▸ **Records shown**
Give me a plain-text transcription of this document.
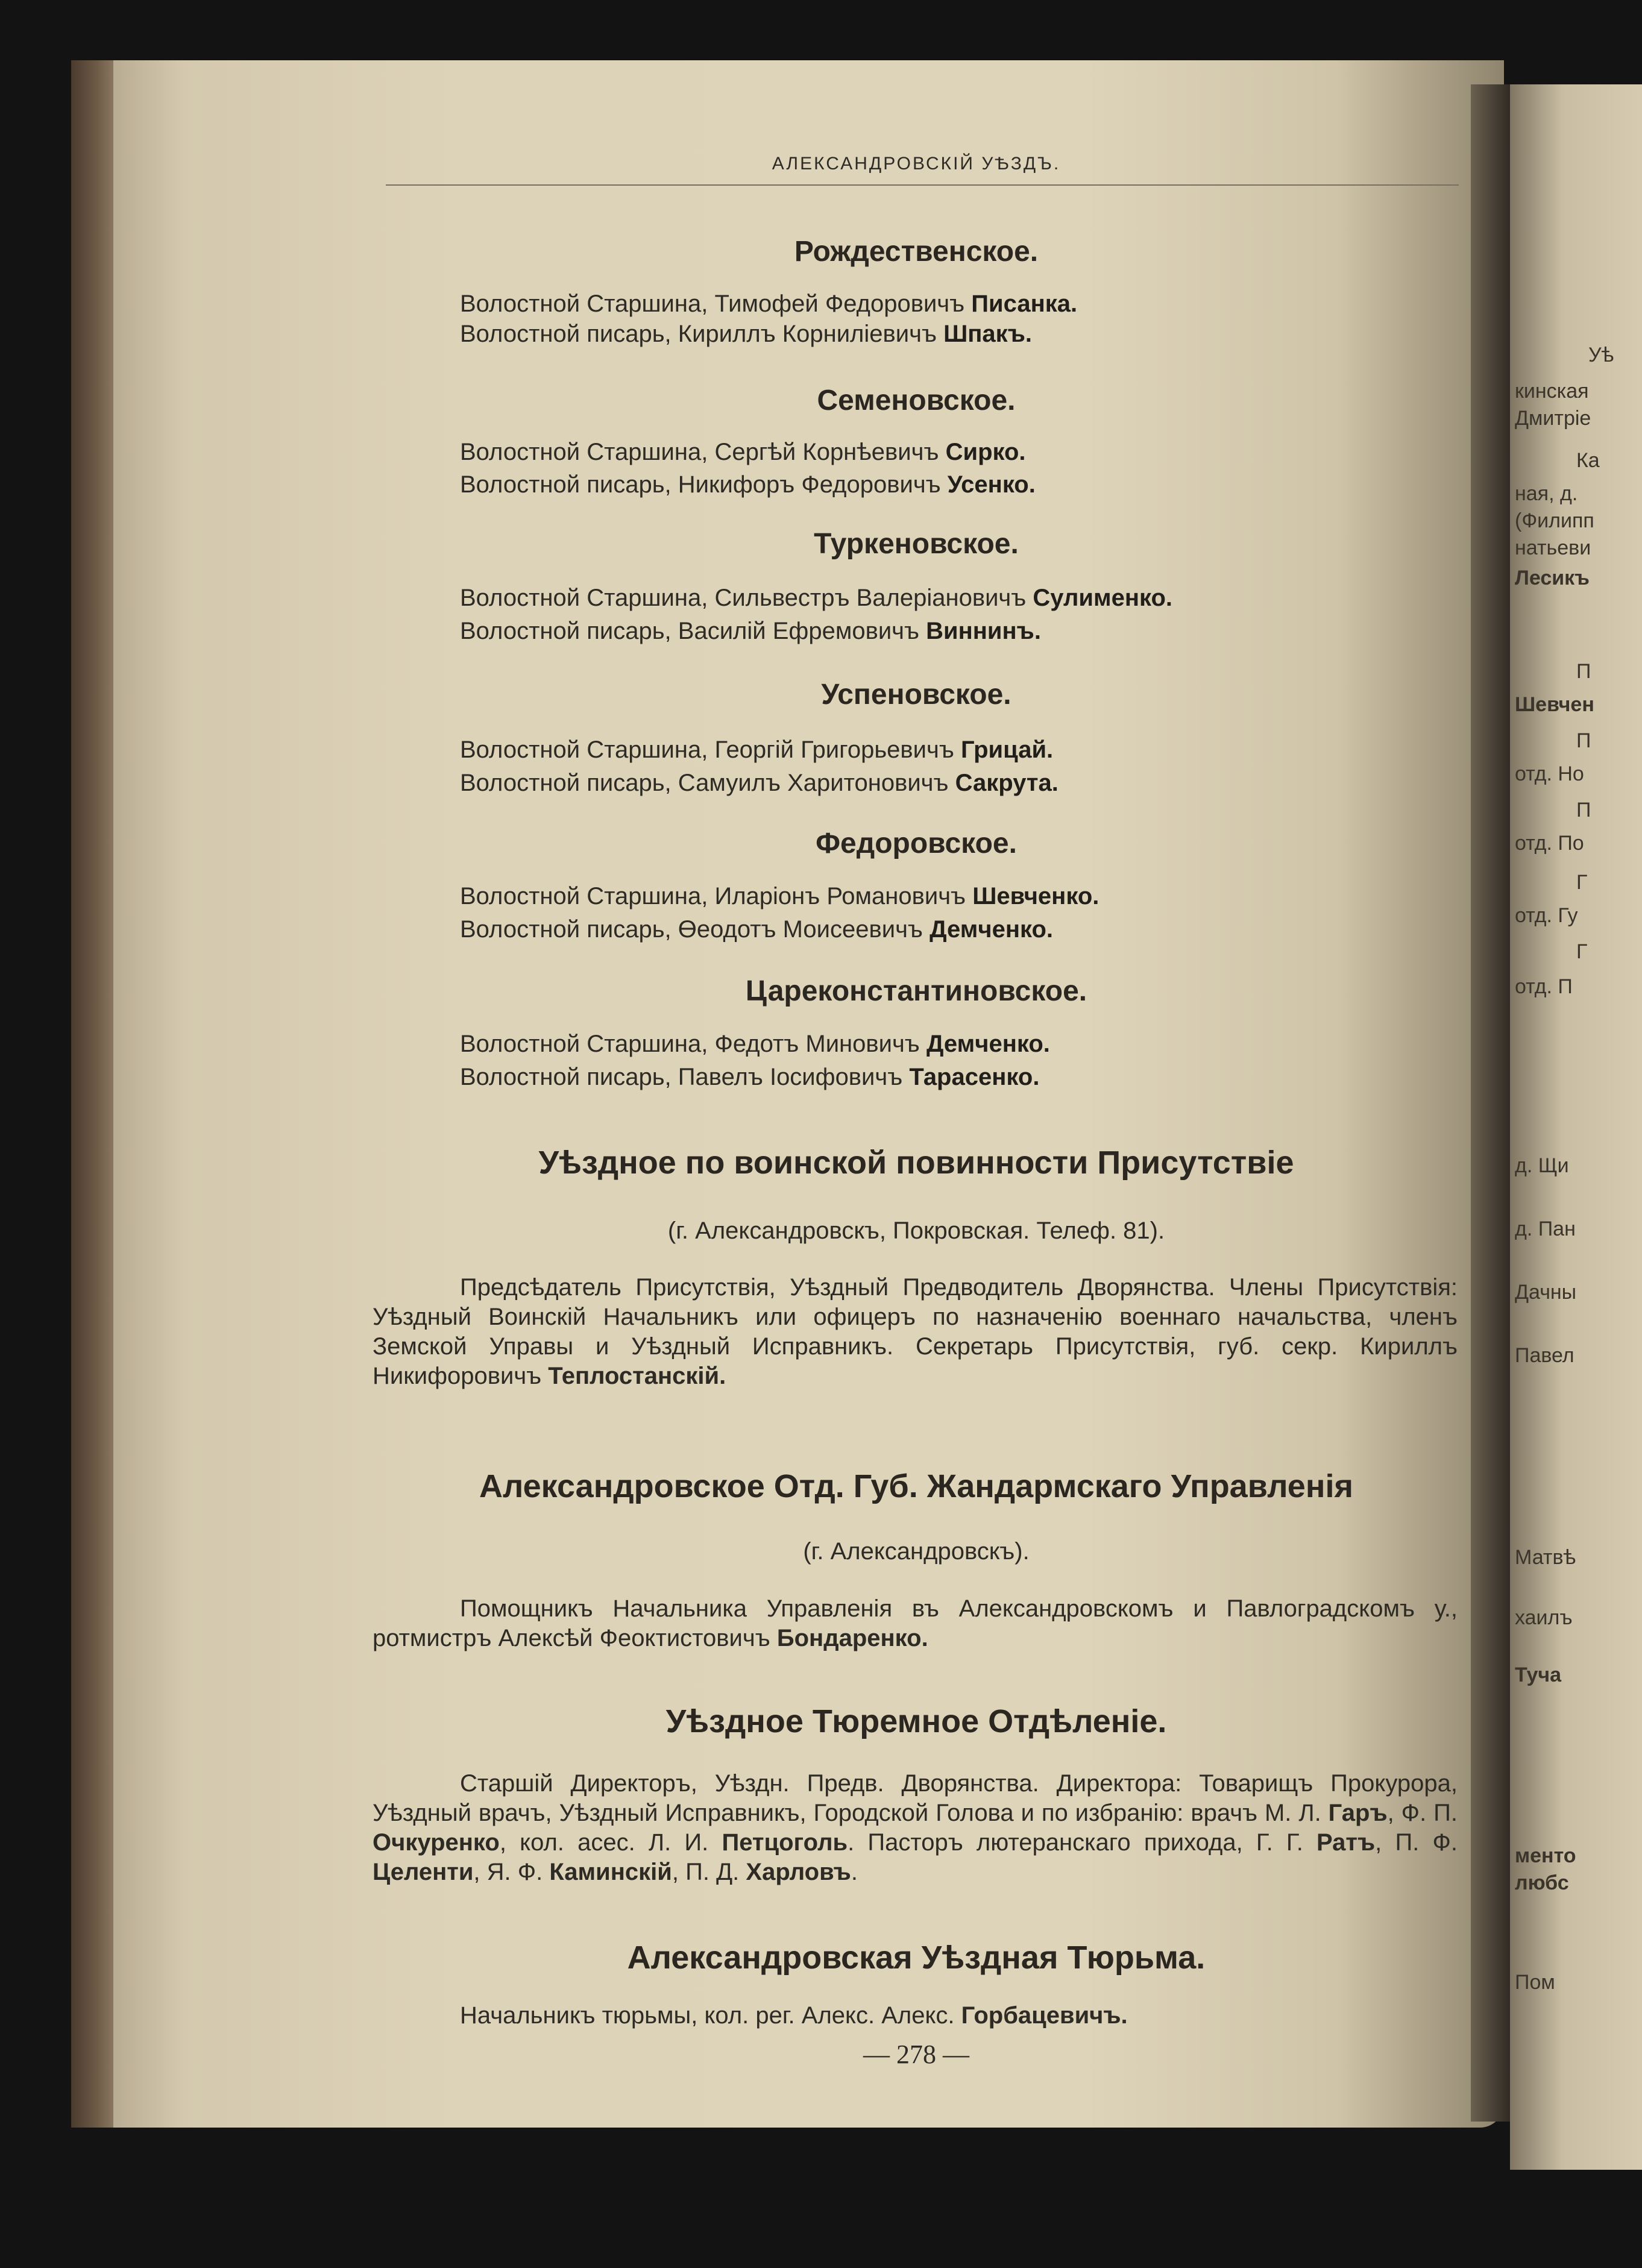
Уѣ
кинская
Дмитріе
Ка
ная, д.
(Филипп
натьеви
Лесикъ
П
Шевчен
П
отд. Но
П
отд. По
Г
отд. Гу
Г
отд. П
д. Щи
д. Пан
Дачны
Павел
Матвѣ
хаилъ
Туча
менто
любс
Пом
АЛЕКСАНДРОВСКІЙ УѢЗДЪ.
Рождественское.
Волостной Старшина, Тимофей Федоровичъ Писанка.
Волостной писарь, Кириллъ Корниліевичъ Шпакъ.
Семеновское.
Волостной Старшина, Сергѣй Корнѣевичъ Сирко.
Волостной писарь, Никифоръ Федоровичъ Усенко.
Туркеновское.
Волостной Старшина, Сильвестръ Валеріановичъ Сулименко.
Волостной писарь, Василій Ефремовичъ Виннинъ.
Успеновское.
Волостной Старшина, Георгій Григорьевичъ Грицай.
Волостной писарь, Самуилъ Харитоновичъ Сакрута.
Федоровское.
Волостной Старшина, Иларіонъ Романовичъ Шевченко.
Волостной писарь, Өеодотъ Моисеевичъ Демченко.
Цареконстантиновское.
Волостной Старшина, Федотъ Миновичъ Демченко.
Волостной писарь, Павелъ Іосифовичъ Тарасенко.
Уѣздное по воинской повинности Присутствіе
(г. Александровскъ, Покровская. Телеф. 81).
Предсѣдатель Присутствія, Уѣздный Предводитель Дворянства. Члены Присутствія: Уѣздный Воинскій Начальникъ или офицеръ по назначенію военнаго начальства, членъ Земской Управы и Уѣздный Исправникъ. Секретарь Присутствія, губ. секр. Кириллъ Никифоровичъ Теплостанскій.
Александровское Отд. Губ. Жандармскаго Управленія
(г. Александровскъ).
Помощникъ Начальника Управленія въ Александровскомъ и Павлоградскомъ у., ротмистръ Алексѣй Феоктистовичъ Бондаренко.
Уѣздное Тюремное Отдѣленіе.
Старшій Директоръ, Уѣздн. Предв. Дворянства. Директора: Товарищъ Прокурора, Уѣздный врачъ, Уѣздный Исправникъ, Городской Голова и по избранію: врачъ М. Л. Гаръ, Ф. П. Очкуренко, кол. асес. Л. И. Петцоголь. Пасторъ лютеранскаго прихода, Г. Г. Ратъ, П. Ф. Целенти, Я. Ф. Каминскій, П. Д. Харловъ.
Александровская Уѣздная Тюрьма.
Начальникъ тюрьмы, кол. рег. Алекс. Алекс. Горбацевичъ.
— 278 —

▸ **Short problem**
Write the listing out a second time exactly, dropping all images.

▸ **Solution below**
Give me a plain-text transcription of this document.
Уѣ
кинская
Дмитріе
Ка
ная, д.
(Филипп
натьеви
Лесикъ
П
Шевчен
П
отд. Но
П
отд. По
Г
отд. Гу
Г
отд. П
д. Щи
д. Пан
Дачны
Павел
Матвѣ
хаилъ
Туча
менто
любс
Пом
АЛЕКСАНДРОВСКІЙ УѢЗДЪ.
Рождественское.
Волостной Старшина, Тимофей Федоровичъ Писанка.
Волостной писарь, Кириллъ Корниліевичъ Шпакъ.
Семеновское.
Волостной Старшина, Сергѣй Корнѣевичъ Сирко.
Волостной писарь, Никифоръ Федоровичъ Усенко.
Туркеновское.
Волостной Старшина, Сильвестръ Валеріановичъ Сулименко.
Волостной писарь, Василій Ефремовичъ Виннинъ.
Успеновское.
Волостной Старшина, Георгій Григорьевичъ Грицай.
Волостной писарь, Самуилъ Харитоновичъ Сакрута.
Федоровское.
Волостной Старшина, Иларіонъ Романовичъ Шевченко.
Волостной писарь, Өеодотъ Моисеевичъ Демченко.
Цареконстантиновское.
Волостной Старшина, Федотъ Миновичъ Демченко.
Волостной писарь, Павелъ Іосифовичъ Тарасенко.
Уѣздное по воинской повинности Присутствіе
(г. Александровскъ, Покровская. Телеф. 81).
Предсѣдатель Присутствія, Уѣздный Предводитель Дворянства. Члены Присутствія: Уѣздный Воинскій Начальникъ или офицеръ по назначенію военнаго начальства, членъ Земской Управы и Уѣздный Исправникъ. Секретарь Присутствія, губ. секр. Кириллъ Никифоровичъ Теплостанскій.
Александровское Отд. Губ. Жандармскаго Управленія
(г. Александровскъ).
Помощникъ Начальника Управленія въ Александровскомъ и Павлоградскомъ у., ротмистръ Алексѣй Феоктистовичъ Бондаренко.
Уѣздное Тюремное Отдѣленіе.
Старшій Директоръ, Уѣздн. Предв. Дворянства. Директора: Товарищъ Прокурора, Уѣздный врачъ, Уѣздный Исправникъ, Городской Голова и по избранію: врачъ М. Л. Гаръ, Ф. П. Очкуренко, кол. асес. Л. И. Петцоголь. Пасторъ лютеранскаго прихода, Г. Г. Ратъ, П. Ф. Целенти, Я. Ф. Каминскій, П. Д. Харловъ.
Александровская Уѣздная Тюрьма.
Начальникъ тюрьмы, кол. рег. Алекс. Алекс. Горбацевичъ.
— 278 —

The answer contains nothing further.